AIM — A line counts if it contains the word "label" at least once. State how many such lines the records contain, giving the number alone.

(Records that describe figures)
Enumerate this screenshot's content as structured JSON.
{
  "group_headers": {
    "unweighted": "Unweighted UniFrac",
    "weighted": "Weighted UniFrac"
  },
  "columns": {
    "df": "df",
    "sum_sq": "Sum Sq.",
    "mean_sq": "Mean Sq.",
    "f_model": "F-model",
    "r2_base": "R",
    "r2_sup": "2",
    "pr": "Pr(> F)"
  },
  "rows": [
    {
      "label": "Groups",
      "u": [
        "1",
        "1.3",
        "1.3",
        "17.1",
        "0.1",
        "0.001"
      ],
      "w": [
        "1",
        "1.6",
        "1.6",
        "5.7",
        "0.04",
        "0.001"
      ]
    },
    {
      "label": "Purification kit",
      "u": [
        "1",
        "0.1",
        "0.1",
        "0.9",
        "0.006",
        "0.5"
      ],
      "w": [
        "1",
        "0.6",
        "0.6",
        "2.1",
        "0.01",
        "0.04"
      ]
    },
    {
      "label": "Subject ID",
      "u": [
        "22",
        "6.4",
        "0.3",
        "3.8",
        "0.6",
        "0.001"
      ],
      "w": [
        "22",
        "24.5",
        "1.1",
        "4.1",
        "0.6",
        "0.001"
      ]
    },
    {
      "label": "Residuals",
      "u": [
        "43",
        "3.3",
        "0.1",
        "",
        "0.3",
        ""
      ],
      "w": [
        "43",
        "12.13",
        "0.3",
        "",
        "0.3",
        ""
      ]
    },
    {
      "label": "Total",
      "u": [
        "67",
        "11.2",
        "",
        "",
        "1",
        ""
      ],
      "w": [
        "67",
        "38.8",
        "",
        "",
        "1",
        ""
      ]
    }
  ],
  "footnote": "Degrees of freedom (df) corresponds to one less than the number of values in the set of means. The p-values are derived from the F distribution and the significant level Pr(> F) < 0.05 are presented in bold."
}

TASK OUTPUT — 5